━━ Input

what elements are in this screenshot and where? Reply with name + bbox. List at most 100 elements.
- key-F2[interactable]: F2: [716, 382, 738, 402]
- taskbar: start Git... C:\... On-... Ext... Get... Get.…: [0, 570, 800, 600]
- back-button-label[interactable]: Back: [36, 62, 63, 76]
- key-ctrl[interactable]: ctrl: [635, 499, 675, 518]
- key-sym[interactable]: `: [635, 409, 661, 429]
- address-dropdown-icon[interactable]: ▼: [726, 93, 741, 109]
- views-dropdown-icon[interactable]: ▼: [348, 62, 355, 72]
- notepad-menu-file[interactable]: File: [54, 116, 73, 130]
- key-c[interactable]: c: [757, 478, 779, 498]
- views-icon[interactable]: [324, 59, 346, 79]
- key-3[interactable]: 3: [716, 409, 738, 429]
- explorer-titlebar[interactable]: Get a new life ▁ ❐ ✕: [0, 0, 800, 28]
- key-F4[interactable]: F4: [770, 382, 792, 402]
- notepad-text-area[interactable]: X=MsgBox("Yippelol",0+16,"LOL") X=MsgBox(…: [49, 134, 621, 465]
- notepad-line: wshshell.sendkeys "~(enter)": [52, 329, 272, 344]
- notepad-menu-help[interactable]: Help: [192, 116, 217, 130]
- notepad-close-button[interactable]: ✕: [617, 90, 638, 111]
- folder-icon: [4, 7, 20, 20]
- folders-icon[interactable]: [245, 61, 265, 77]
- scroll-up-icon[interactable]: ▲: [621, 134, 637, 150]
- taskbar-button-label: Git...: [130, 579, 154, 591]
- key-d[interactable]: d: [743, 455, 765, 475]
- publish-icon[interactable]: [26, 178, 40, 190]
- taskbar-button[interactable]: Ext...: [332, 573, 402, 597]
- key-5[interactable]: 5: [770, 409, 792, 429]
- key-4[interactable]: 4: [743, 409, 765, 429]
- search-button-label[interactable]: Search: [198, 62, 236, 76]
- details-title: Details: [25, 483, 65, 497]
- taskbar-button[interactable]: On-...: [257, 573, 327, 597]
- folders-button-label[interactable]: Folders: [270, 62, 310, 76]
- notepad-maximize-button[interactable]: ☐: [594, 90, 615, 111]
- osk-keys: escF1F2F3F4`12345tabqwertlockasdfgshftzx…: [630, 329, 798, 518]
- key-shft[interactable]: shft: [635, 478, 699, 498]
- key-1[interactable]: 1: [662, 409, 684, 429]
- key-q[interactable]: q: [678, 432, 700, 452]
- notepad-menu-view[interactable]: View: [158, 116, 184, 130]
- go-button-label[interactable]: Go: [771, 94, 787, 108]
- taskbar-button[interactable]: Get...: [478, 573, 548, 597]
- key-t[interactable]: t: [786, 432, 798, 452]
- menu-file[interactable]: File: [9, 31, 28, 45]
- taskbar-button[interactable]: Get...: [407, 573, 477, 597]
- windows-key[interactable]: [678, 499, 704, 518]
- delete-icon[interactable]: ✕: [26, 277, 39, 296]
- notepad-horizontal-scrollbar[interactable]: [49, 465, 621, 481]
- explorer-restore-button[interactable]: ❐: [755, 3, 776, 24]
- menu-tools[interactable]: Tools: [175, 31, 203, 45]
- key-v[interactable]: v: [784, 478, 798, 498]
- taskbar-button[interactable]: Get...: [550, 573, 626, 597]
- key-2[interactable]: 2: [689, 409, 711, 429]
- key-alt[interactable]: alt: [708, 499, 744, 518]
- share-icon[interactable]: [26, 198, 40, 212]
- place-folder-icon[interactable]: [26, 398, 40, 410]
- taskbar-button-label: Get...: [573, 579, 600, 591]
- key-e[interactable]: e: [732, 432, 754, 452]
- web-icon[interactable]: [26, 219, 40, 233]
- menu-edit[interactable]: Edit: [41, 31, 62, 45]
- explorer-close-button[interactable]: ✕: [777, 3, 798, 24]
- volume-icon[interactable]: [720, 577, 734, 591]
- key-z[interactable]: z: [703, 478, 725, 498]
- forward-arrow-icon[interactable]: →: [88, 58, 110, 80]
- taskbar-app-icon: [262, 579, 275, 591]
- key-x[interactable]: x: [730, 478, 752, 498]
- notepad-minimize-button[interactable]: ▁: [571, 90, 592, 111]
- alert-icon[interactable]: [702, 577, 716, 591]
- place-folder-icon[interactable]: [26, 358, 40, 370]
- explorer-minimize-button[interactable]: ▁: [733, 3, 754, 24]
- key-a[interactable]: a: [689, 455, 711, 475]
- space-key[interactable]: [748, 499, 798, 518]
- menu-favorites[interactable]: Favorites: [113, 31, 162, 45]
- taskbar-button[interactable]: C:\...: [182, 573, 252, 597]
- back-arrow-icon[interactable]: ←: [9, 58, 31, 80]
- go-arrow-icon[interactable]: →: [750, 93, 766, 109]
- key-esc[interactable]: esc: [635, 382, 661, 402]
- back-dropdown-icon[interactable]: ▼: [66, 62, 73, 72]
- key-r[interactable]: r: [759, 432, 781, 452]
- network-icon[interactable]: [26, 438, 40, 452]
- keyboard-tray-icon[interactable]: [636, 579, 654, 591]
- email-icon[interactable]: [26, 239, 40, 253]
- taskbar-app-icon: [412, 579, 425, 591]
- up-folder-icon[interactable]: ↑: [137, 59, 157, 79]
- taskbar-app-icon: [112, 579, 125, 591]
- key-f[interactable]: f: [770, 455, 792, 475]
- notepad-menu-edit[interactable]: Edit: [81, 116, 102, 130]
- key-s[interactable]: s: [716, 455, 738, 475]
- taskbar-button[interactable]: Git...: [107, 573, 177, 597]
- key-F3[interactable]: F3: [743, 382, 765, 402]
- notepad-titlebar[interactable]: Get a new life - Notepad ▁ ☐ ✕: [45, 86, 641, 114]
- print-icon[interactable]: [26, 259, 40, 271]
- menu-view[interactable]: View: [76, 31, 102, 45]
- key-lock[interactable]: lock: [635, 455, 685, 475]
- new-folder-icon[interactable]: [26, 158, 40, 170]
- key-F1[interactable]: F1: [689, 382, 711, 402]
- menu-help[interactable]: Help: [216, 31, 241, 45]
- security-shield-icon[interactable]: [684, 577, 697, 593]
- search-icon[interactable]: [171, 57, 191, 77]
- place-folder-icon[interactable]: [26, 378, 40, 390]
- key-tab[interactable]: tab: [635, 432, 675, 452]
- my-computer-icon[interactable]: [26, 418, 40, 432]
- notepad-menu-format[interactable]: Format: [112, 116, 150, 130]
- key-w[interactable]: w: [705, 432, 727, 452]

━━━━

[Your goal] Can you convert all the entries above into a Markdown table with the columns "Row" and "Entry line," numbering each line and leaving out any blank lines?

[Written solution]
| Row | Entry line |
|---|---|
| 1 | what elements are in this screenshot and where? Reply with name + bbox. List at most 100 elements. |
| 2 | - key-F2[interactable]: F2: [716, 382, 738, 402] |
| 3 | - taskbar: start Git... C:\... On-... Ext... Get... Get.…: [0, 570, 800, 600] |
| 4 | - back-button-label[interactable]: Back: [36, 62, 63, 76] |
| 5 | - key-ctrl[interactable]: ctrl: [635, 499, 675, 518] |
| 6 | - key-sym[interactable]: `: [635, 409, 661, 429] |
| 7 | - address-dropdown-icon[interactable]: ▼: [726, 93, 741, 109] |
| 8 | - views-dropdown-icon[interactable]: ▼: [348, 62, 355, 72] |
| 9 | - notepad-menu-file[interactable]: File: [54, 116, 73, 130] |
| 10 | - key-c[interactable]: c: [757, 478, 779, 498] |
| 11 | - views-icon[interactable]: [324, 59, 346, 79] |
| 12 | - key-3[interactable]: 3: [716, 409, 738, 429] |
| 13 | - explorer-titlebar[interactable]: Get a new life ▁ ❐ ✕: [0, 0, 800, 28] |
| 14 | - key-F4[interactable]: F4: [770, 382, 792, 402] |
| 15 | - notepad-text-area[interactable]: X=MsgBox("Yippelol",0+16,"LOL") X=MsgBox(…: [49, 134, 621, 465] |
| 16 | - notepad-line: wshshell.sendkeys "~(enter)": [52, 329, 272, 344] |
| 17 | - notepad-menu-help[interactable]: Help: [192, 116, 217, 130] |
| 18 | - notepad-close-button[interactable]: ✕: [617, 90, 638, 111] |
| 19 | - folder-icon: [4, 7, 20, 20] |
| 20 | - folders-icon[interactable]: [245, 61, 265, 77] |
| 21 | - scroll-up-icon[interactable]: ▲: [621, 134, 637, 150] |
| 22 | - taskbar-button-label: Git...: [130, 579, 154, 591] |
| 23 | - key-d[interactable]: d: [743, 455, 765, 475] |
| 24 | - publish-icon[interactable]: [26, 178, 40, 190] |
| 25 | - taskbar-button[interactable]: Ext...: [332, 573, 402, 597] |
| 26 | - key-5[interactable]: 5: [770, 409, 792, 429] |
| 27 | - key-4[interactable]: 4: [743, 409, 765, 429] |
| 28 | - search-button-label[interactable]: Search: [198, 62, 236, 76] |
| 29 | - details-title: Details: [25, 483, 65, 497] |
| 30 | - taskbar-button[interactable]: On-...: [257, 573, 327, 597] |
| 31 | - folders-button-label[interactable]: Folders: [270, 62, 310, 76] |
| 32 | - notepad-maximize-button[interactable]: ☐: [594, 90, 615, 111] |
| 33 | - osk-keys: escF1F2F3F4`12345tabqwertlockasdfgshftzx…: [630, 329, 798, 518] |
| 34 | - key-shft[interactable]: shft: [635, 478, 699, 498] |
| 35 | - key-1[interactable]: 1: [662, 409, 684, 429] |
| 36 | - key-q[interactable]: q: [678, 432, 700, 452] |
| 37 | - notepad-menu-view[interactable]: View: [158, 116, 184, 130] |
| 38 | - go-button-label[interactable]: Go: [771, 94, 787, 108] |
| 39 | - taskbar-button[interactable]: Get...: [478, 573, 548, 597] |
| 40 | - key-t[interactable]: t: [786, 432, 798, 452] |
| 41 | - menu-file[interactable]: File: [9, 31, 28, 45] |
| 42 | - taskbar-button[interactable]: Get...: [407, 573, 477, 597] |
| 43 | - windows-key[interactable]: [678, 499, 704, 518] |
| 44 | - delete-icon[interactable]: ✕: [26, 277, 39, 296] |
| 45 | - notepad-horizontal-scrollbar[interactable]: [49, 465, 621, 481] |
| 46 | - explorer-restore-button[interactable]: ❐: [755, 3, 776, 24] |
| 47 | - menu-tools[interactable]: Tools: [175, 31, 203, 45] |
| 48 | - key-v[interactable]: v: [784, 478, 798, 498] |
| 49 | - taskbar-button[interactable]: Get...: [550, 573, 626, 597] |
| 50 | - key-2[interactable]: 2: [689, 409, 711, 429] |
| 51 | - key-alt[interactable]: alt: [708, 499, 744, 518] |
| 52 | - share-icon[interactable]: [26, 198, 40, 212] |
| 53 | - place-folder-icon[interactable]: [26, 398, 40, 410] |
| 54 | - taskbar-button-label: Get...: [573, 579, 600, 591] |
| 55 | - key-e[interactable]: e: [732, 432, 754, 452] |
| 56 | - web-icon[interactable]: [26, 219, 40, 233] |
| 57 | - menu-edit[interactable]: Edit: [41, 31, 62, 45] |
| 58 | - explorer-close-button[interactable]: ✕: [777, 3, 798, 24] |
| 59 | - volume-icon[interactable]: [720, 577, 734, 591] |
| 60 | - key-z[interactable]: z: [703, 478, 725, 498] |
| 61 | - forward-arrow-icon[interactable]: →: [88, 58, 110, 80] |
| 62 | - taskbar-app-icon: [262, 579, 275, 591] |
| 63 | - key-x[interactable]: x: [730, 478, 752, 498] |
| 64 | - notepad-minimize-button[interactable]: ▁: [571, 90, 592, 111] |
| 65 | - alert-icon[interactable]: [702, 577, 716, 591] |
| 66 | - place-folder-icon[interactable]: [26, 358, 40, 370] |
| 67 | - explorer-minimize-button[interactable]: ▁: [733, 3, 754, 24] |
| 68 | - key-a[interactable]: a: [689, 455, 711, 475] |
| 69 | - space-key[interactable]: [748, 499, 798, 518] |
| 70 | - menu-favorites[interactable]: Favorites: [113, 31, 162, 45] |
| 71 | - taskbar-button[interactable]: C:\...: [182, 573, 252, 597] |
| 72 | - back-arrow-icon[interactable]: ←: [9, 58, 31, 80] |
| 73 | - go-arrow-icon[interactable]: →: [750, 93, 766, 109] |
| 74 | - key-esc[interactable]: esc: [635, 382, 661, 402] |
| 75 | - back-dropdown-icon[interactable]: ▼: [66, 62, 73, 72] |
| 76 | - key-r[interactable]: r: [759, 432, 781, 452] |
| 77 | - network-icon[interactable]: [26, 438, 40, 452] |
| 78 | - keyboard-tray-icon[interactable]: [636, 579, 654, 591] |
| 79 | - email-icon[interactable]: [26, 239, 40, 253] |
| 80 | - taskbar-app-icon: [412, 579, 425, 591] |
| 81 | - up-folder-icon[interactable]: ↑: [137, 59, 157, 79] |
| 82 | - taskbar-app-icon: [112, 579, 125, 591] |
| 83 | - key-f[interactable]: f: [770, 455, 792, 475] |
| 84 | - notepad-menu-edit[interactable]: Edit: [81, 116, 102, 130] |
| 85 | - key-s[interactable]: s: [716, 455, 738, 475] |
| 86 | - taskbar-button[interactable]: Git...: [107, 573, 177, 597] |
| 87 | - key-F3[interactable]: F3: [743, 382, 765, 402] |
| 88 | - notepad-titlebar[interactable]: Get a new life - Notepad ▁ ☐ ✕: [45, 86, 641, 114] |
| 89 | - print-icon[interactable]: [26, 259, 40, 271] |
| 90 | - menu-view[interactable]: View: [76, 31, 102, 45] |
| 91 | - key-lock[interactable]: lock: [635, 455, 685, 475] |
| 92 | - new-folder-icon[interactable]: [26, 158, 40, 170] |
| 93 | - key-F1[interactable]: F1: [689, 382, 711, 402] |
| 94 | - menu-help[interactable]: Help: [216, 31, 241, 45] |
| 95 | - security-shield-icon[interactable]: [684, 577, 697, 593] |
| 96 | - search-icon[interactable]: [171, 57, 191, 77] |
| 97 | - place-folder-icon[interactable]: [26, 378, 40, 390] |
| 98 | - key-tab[interactable]: tab: [635, 432, 675, 452] |
| 99 | - my-computer-icon[interactable]: [26, 418, 40, 432] |
| 100 | - notepad-menu-format[interactable]: Format: [112, 116, 150, 130] |
| 101 | - key-w[interactable]: w: [705, 432, 727, 452] |